__Extrait choisi__
Une programmation culturelle à l’épreuve du Covid

La tisanerie accueille des expositions tout au long de l’année - © Sensationweb
La tisanerie accueille des expositions tout au long de l’année - © Sensationweb

Dans la tisanerie ont lieu toute l’année des expositions, certaines menées en partenariat avec l'Institut Supérieur des Beaux-Arts de Besançon. Dans le reste de la bibliothèque, des formations sont organisées, pour l’aide à la recherche, à la rédaction de la thèse, ou à l’appréhension de certains outils comme Google Scholar. Pendant le Covid cette activité ne s’est pas arrêtée et s’est adaptée à la situation.

« Nous avons maintenu la plupart des événements en les organisant en visioconférence, affirme Sophie Miramont, la responsable du learning center. Compte tenu de la situation, nous avons fait des ateliers sur “Comment garder sa motivation ?“ et surtout “Comment utiliser Teams ou Zoom ?“, des outils utiles pour que l’étudiant puisse suivre correctement ses cours en distanciels. »

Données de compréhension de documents
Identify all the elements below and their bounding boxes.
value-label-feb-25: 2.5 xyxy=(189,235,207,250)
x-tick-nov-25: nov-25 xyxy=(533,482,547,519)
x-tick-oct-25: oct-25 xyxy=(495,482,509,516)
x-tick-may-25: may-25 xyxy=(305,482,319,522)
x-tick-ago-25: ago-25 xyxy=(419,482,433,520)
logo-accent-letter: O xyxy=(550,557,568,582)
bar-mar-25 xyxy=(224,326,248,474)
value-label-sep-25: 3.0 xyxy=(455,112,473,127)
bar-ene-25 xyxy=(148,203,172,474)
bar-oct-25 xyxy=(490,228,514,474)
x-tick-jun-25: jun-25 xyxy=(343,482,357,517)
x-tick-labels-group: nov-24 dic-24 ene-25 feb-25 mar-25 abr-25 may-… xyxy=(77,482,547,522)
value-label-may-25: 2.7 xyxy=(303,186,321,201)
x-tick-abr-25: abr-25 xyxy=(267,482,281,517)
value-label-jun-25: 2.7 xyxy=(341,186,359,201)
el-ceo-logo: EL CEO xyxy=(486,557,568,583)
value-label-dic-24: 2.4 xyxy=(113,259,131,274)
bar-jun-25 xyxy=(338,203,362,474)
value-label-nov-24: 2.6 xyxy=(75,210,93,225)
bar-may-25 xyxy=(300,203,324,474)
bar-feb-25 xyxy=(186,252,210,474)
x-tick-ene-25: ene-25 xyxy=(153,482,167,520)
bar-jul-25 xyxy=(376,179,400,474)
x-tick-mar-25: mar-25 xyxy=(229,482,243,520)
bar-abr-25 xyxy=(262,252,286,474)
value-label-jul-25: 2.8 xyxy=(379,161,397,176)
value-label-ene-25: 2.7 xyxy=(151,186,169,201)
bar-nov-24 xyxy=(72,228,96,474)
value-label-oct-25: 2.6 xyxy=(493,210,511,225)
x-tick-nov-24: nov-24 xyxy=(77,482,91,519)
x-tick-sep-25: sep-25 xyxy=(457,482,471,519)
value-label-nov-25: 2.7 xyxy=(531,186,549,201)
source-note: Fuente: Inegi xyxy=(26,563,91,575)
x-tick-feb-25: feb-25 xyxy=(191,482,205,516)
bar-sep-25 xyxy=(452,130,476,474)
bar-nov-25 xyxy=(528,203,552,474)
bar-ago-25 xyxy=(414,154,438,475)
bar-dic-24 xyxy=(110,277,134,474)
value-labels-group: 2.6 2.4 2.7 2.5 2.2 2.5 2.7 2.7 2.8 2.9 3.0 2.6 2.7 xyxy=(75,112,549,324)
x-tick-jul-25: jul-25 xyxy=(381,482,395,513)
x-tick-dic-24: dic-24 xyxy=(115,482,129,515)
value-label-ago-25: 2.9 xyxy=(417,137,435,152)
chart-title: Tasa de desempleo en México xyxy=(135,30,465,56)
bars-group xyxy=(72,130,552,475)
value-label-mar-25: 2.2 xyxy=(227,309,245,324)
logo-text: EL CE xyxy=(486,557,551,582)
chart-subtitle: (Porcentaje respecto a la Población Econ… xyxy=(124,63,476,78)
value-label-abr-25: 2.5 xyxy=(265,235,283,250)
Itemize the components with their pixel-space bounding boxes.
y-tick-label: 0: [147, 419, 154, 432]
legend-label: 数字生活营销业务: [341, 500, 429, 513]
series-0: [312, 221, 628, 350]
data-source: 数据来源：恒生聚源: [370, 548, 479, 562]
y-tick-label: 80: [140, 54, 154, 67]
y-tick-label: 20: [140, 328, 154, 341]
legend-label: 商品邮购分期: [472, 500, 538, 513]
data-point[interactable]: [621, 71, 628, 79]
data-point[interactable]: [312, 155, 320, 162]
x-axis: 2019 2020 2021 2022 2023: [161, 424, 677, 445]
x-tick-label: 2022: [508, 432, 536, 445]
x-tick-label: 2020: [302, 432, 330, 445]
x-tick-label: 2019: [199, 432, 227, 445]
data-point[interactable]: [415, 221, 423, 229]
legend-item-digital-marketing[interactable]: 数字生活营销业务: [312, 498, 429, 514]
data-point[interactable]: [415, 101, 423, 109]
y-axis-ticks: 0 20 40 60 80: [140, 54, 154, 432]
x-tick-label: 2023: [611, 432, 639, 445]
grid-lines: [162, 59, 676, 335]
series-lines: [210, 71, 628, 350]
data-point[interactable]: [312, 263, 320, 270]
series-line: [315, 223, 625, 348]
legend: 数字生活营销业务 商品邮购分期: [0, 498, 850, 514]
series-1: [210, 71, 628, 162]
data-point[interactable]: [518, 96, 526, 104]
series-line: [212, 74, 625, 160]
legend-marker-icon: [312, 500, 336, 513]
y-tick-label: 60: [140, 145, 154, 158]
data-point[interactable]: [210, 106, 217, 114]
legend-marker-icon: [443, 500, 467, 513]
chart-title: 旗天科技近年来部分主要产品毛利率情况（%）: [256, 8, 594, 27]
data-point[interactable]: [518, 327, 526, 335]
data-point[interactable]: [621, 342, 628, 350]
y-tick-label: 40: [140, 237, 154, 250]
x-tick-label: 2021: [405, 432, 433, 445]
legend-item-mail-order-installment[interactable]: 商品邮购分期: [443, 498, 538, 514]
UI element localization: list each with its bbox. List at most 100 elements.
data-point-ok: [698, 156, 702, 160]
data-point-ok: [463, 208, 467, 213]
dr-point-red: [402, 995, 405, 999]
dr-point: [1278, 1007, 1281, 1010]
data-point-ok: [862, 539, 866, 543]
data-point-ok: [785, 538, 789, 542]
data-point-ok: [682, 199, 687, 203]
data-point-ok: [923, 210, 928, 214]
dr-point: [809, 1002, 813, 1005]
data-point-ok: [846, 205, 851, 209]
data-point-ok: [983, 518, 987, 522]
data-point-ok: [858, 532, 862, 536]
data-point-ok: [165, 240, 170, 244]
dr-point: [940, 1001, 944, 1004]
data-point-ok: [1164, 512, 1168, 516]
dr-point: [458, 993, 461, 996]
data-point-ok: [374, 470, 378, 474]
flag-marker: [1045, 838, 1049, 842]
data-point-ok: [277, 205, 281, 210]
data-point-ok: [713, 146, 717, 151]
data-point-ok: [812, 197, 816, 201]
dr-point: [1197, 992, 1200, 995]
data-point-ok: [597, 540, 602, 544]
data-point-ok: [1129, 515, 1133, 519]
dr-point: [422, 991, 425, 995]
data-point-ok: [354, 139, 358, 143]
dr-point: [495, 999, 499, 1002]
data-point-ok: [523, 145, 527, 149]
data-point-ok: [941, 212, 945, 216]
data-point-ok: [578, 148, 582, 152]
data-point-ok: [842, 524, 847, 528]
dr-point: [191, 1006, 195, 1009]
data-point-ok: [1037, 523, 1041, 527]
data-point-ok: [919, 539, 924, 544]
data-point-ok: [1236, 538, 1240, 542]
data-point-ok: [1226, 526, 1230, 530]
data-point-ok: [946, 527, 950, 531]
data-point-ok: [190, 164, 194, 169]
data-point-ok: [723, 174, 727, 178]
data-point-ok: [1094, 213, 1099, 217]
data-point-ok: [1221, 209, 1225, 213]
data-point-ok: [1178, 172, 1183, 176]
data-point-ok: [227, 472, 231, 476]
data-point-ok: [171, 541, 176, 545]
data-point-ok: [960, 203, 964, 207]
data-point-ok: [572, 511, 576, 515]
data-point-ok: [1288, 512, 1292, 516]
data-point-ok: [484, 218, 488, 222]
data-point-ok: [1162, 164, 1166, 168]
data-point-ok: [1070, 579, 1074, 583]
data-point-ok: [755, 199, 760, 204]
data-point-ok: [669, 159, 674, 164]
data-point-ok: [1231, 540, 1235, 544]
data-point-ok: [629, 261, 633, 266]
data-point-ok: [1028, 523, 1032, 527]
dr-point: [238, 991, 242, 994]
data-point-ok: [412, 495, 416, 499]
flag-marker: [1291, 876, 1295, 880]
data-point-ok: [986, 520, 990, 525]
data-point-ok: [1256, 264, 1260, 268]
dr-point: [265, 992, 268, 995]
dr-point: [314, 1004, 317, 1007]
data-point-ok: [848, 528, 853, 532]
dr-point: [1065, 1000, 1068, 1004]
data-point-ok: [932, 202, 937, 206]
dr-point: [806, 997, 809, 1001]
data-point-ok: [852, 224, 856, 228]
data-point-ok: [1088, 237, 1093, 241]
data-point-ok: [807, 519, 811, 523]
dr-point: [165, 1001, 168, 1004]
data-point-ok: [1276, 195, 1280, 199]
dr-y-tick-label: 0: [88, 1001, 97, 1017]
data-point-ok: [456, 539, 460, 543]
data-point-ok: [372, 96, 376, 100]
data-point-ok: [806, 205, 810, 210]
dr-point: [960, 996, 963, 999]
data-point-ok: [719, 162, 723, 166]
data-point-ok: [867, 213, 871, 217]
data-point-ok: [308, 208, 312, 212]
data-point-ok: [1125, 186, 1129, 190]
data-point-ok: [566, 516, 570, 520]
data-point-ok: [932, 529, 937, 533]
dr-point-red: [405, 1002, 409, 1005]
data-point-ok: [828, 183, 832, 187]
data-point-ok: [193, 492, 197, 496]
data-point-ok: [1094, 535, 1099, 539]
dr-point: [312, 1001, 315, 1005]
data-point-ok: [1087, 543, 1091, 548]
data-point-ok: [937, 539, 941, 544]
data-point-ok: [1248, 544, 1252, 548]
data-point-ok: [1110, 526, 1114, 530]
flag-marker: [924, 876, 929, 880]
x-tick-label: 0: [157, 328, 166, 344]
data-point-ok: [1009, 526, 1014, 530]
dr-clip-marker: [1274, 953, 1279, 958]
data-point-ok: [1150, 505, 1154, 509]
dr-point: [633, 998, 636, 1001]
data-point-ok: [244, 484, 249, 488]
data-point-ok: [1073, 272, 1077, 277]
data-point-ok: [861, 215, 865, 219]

__Consigne__
Recopiez sans rien changer la partie du texte sur la programmation culturelle qui commence par les mots « Une programmation culturelle » et se termine par « à la situation. ». Appuyez-vous uniquement sur le texte.

__Réponse__
Une programmation culturelle à l’épreuve du Covid

La tisanerie accueille des expositions tout au long de l’année - © Sensationweb
La tisanerie accueille des expositions tout au long de l’année - © Sensationweb

Dans la tisanerie ont lieu toute l’année des expositions, certaines menées en partenariat avec l'Institut Supérieur des Beaux-Arts de Besançon. Dans le reste de la bibliothèque, des formations sont organisées, pour l’aide à la recherche, à la rédaction de la thèse, ou à l’appréhension de certains outils comme Google Scholar. Pendant le Covid cette activité ne s’est pas arrêtée et s’est adaptée à la situation.